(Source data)

>> Start

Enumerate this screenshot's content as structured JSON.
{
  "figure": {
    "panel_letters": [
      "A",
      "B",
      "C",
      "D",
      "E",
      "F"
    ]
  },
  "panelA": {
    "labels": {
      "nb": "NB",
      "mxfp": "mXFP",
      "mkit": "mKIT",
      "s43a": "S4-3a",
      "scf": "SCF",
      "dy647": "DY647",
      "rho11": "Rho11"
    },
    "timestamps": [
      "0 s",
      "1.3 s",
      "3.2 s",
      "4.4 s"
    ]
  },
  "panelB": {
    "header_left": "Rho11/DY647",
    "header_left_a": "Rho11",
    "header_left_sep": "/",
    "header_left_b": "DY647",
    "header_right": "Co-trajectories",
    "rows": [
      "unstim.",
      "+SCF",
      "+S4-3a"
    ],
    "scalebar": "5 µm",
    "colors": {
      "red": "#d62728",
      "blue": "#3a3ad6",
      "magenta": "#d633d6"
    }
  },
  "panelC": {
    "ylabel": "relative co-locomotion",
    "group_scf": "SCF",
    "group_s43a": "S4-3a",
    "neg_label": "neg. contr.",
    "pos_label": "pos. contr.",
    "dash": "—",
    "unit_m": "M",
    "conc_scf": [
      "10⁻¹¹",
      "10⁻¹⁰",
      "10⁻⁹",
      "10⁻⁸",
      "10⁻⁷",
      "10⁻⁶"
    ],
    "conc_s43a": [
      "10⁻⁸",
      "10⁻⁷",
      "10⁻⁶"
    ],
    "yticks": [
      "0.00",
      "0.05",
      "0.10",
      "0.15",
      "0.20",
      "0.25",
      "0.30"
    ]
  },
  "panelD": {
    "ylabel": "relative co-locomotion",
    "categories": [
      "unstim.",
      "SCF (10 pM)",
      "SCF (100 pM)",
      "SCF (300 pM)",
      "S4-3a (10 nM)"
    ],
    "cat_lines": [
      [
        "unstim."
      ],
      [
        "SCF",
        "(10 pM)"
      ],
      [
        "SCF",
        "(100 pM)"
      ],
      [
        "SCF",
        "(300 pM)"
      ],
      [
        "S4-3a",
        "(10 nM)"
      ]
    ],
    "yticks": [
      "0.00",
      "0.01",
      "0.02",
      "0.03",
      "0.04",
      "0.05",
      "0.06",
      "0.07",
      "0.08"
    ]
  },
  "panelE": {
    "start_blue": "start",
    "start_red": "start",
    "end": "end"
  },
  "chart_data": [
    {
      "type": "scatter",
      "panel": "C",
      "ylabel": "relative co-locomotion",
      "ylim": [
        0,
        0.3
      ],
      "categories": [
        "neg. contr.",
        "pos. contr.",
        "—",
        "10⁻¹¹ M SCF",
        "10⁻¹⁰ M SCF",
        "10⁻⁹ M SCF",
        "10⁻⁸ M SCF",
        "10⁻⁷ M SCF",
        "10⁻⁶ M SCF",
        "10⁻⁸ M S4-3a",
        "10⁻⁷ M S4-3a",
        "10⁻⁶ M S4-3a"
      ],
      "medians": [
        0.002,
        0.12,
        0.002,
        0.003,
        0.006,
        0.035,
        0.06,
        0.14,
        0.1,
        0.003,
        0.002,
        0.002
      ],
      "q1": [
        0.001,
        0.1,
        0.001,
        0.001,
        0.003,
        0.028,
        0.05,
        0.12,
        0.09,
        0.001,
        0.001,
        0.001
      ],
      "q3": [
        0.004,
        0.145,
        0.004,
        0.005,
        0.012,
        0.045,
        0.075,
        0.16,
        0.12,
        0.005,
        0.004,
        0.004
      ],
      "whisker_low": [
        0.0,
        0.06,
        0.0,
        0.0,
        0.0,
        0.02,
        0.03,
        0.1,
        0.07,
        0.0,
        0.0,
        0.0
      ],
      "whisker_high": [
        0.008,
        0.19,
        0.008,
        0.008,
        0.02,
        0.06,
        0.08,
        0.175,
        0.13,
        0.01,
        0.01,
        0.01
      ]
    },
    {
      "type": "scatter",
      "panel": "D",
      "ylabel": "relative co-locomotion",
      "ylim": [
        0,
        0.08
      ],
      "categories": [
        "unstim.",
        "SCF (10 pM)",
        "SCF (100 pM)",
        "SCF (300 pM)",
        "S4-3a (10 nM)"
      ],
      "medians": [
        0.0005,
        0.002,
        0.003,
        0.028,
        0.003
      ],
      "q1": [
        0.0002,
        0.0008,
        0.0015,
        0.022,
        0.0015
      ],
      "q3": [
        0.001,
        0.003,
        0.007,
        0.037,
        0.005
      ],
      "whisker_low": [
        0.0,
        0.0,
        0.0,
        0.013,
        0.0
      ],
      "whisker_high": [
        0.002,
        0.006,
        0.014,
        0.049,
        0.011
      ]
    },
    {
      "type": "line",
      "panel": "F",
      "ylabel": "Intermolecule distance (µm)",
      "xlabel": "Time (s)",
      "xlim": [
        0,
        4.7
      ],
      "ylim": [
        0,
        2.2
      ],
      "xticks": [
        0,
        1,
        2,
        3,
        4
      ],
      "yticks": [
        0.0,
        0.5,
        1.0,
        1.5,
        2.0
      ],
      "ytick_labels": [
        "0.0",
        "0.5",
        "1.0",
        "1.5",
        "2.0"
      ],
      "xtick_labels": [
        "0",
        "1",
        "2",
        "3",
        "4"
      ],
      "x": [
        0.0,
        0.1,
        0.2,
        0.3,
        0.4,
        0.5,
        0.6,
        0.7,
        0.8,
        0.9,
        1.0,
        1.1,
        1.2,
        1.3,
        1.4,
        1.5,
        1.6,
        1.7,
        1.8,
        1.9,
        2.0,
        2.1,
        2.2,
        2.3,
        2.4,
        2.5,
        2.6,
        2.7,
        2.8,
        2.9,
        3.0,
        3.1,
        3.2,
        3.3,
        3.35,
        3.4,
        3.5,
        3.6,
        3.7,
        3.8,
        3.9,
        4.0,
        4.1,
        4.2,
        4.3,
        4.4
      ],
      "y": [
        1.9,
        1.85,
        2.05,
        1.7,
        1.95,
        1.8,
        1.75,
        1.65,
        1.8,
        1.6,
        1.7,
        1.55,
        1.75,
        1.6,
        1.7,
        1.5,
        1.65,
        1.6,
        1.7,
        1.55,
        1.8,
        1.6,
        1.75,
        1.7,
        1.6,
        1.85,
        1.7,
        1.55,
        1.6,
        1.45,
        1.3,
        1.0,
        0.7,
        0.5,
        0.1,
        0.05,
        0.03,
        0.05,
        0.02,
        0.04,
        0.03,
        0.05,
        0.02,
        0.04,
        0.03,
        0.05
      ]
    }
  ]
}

>> End

_Given problem_
Copy out every line of the data above, exactly as given.

_Exercise answer_
Enumerate this screenshot's content as structured JSON.
{
  "figure": {
    "panel_letters": [
      "A",
      "B",
      "C",
      "D",
      "E",
      "F"
    ]
  },
  "panelA": {
    "labels": {
      "nb": "NB",
      "mxfp": "mXFP",
      "mkit": "mKIT",
      "s43a": "S4-3a",
      "scf": "SCF",
      "dy647": "DY647",
      "rho11": "Rho11"
    },
    "timestamps": [
      "0 s",
      "1.3 s",
      "3.2 s",
      "4.4 s"
    ]
  },
  "panelB": {
    "header_left": "Rho11/DY647",
    "header_left_a": "Rho11",
    "header_left_sep": "/",
    "header_left_b": "DY647",
    "header_right": "Co-trajectories",
    "rows": [
      "unstim.",
      "+SCF",
      "+S4-3a"
    ],
    "scalebar": "5 µm",
    "colors": {
      "red": "#d62728",
      "blue": "#3a3ad6",
      "magenta": "#d633d6"
    }
  },
  "panelC": {
    "ylabel": "relative co-locomotion",
    "group_scf": "SCF",
    "group_s43a": "S4-3a",
    "neg_label": "neg. contr.",
    "pos_label": "pos. contr.",
    "dash": "—",
    "unit_m": "M",
    "conc_scf": [
      "10⁻¹¹",
      "10⁻¹⁰",
      "10⁻⁹",
      "10⁻⁸",
      "10⁻⁷",
      "10⁻⁶"
    ],
    "conc_s43a": [
      "10⁻⁸",
      "10⁻⁷",
      "10⁻⁶"
    ],
    "yticks": [
      "0.00",
      "0.05",
      "0.10",
      "0.15",
      "0.20",
      "0.25",
      "0.30"
    ]
  },
  "panelD": {
    "ylabel": "relative co-locomotion",
    "categories": [
      "unstim.",
      "SCF (10 pM)",
      "SCF (100 pM)",
      "SCF (300 pM)",
      "S4-3a (10 nM)"
    ],
    "cat_lines": [
      [
        "unstim."
      ],
      [
        "SCF",
        "(10 pM)"
      ],
      [
        "SCF",
        "(100 pM)"
      ],
      [
        "SCF",
        "(300 pM)"
      ],
      [
        "S4-3a",
        "(10 nM)"
      ]
    ],
    "yticks": [
      "0.00",
      "0.01",
      "0.02",
      "0.03",
      "0.04",
      "0.05",
      "0.06",
      "0.07",
      "0.08"
    ]
  },
  "panelE": {
    "start_blue": "start",
    "start_red": "start",
    "end": "end"
  },
  "chart_data": [
    {
      "type": "scatter",
      "panel": "C",
      "ylabel": "relative co-locomotion",
      "ylim": [
        0,
        0.3
      ],
      "categories": [
        "neg. contr.",
        "pos. contr.",
        "—",
        "10⁻¹¹ M SCF",
        "10⁻¹⁰ M SCF",
        "10⁻⁹ M SCF",
        "10⁻⁸ M SCF",
        "10⁻⁷ M SCF",
        "10⁻⁶ M SCF",
        "10⁻⁸ M S4-3a",
        "10⁻⁷ M S4-3a",
        "10⁻⁶ M S4-3a"
      ],
      "medians": [
        0.002,
        0.12,
        0.002,
        0.003,
        0.006,
        0.035,
        0.06,
        0.14,
        0.1,
        0.003,
        0.002,
        0.002
      ],
      "q1": [
        0.001,
        0.1,
        0.001,
        0.001,
        0.003,
        0.028,
        0.05,
        0.12,
        0.09,
        0.001,
        0.001,
        0.001
      ],
      "q3": [
        0.004,
        0.145,
        0.004,
        0.005,
        0.012,
        0.045,
        0.075,
        0.16,
        0.12,
        0.005,
        0.004,
        0.004
      ],
      "whisker_low": [
        0.0,
        0.06,
        0.0,
        0.0,
        0.0,
        0.02,
        0.03,
        0.1,
        0.07,
        0.0,
        0.0,
        0.0
      ],
      "whisker_high": [
        0.008,
        0.19,
        0.008,
        0.008,
        0.02,
        0.06,
        0.08,
        0.175,
        0.13,
        0.01,
        0.01,
        0.01
      ]
    },
    {
      "type": "scatter",
      "panel": "D",
      "ylabel": "relative co-locomotion",
      "ylim": [
        0,
        0.08
      ],
      "categories": [
        "unstim.",
        "SCF (10 pM)",
        "SCF (100 pM)",
        "SCF (300 pM)",
        "S4-3a (10 nM)"
      ],
      "medians": [
        0.0005,
        0.002,
        0.003,
        0.028,
        0.003
      ],
      "q1": [
        0.0002,
        0.0008,
        0.0015,
        0.022,
        0.0015
      ],
      "q3": [
        0.001,
        0.003,
        0.007,
        0.037,
        0.005
      ],
      "whisker_low": [
        0.0,
        0.0,
        0.0,
        0.013,
        0.0
      ],
      "whisker_high": [
        0.002,
        0.006,
        0.014,
        0.049,
        0.011
      ]
    },
    {
      "type": "line",
      "panel": "F",
      "ylabel": "Intermolecule distance (µm)",
      "xlabel": "Time (s)",
      "xlim": [
        0,
        4.7
      ],
      "ylim": [
        0,
        2.2
      ],
      "xticks": [
        0,
        1,
        2,
        3,
        4
      ],
      "yticks": [
        0.0,
        0.5,
        1.0,
        1.5,
        2.0
      ],
      "ytick_labels": [
        "0.0",
        "0.5",
        "1.0",
        "1.5",
        "2.0"
      ],
      "xtick_labels": [
        "0",
        "1",
        "2",
        "3",
        "4"
      ],
      "x": [
        0.0,
        0.1,
        0.2,
        0.3,
        0.4,
        0.5,
        0.6,
        0.7,
        0.8,
        0.9,
        1.0,
        1.1,
        1.2,
        1.3,
        1.4,
        1.5,
        1.6,
        1.7,
        1.8,
        1.9,
        2.0,
        2.1,
        2.2,
        2.3,
        2.4,
        2.5,
        2.6,
        2.7,
        2.8,
        2.9,
        3.0,
        3.1,
        3.2,
        3.3,
        3.35,
        3.4,
        3.5,
        3.6,
        3.7,
        3.8,
        3.9,
        4.0,
        4.1,
        4.2,
        4.3,
        4.4
      ],
      "y": [
        1.9,
        1.85,
        2.05,
        1.7,
        1.95,
        1.8,
        1.75,
        1.65,
        1.8,
        1.6,
        1.7,
        1.55,
        1.75,
        1.6,
        1.7,
        1.5,
        1.65,
        1.6,
        1.7,
        1.55,
        1.8,
        1.6,
        1.75,
        1.7,
        1.6,
        1.85,
        1.7,
        1.55,
        1.6,
        1.45,
        1.3,
        1.0,
        0.7,
        0.5,
        0.1,
        0.05,
        0.03,
        0.05,
        0.02,
        0.04,
        0.03,
        0.05,
        0.02,
        0.04,
        0.03,
        0.05
      ]
    }
  ]
}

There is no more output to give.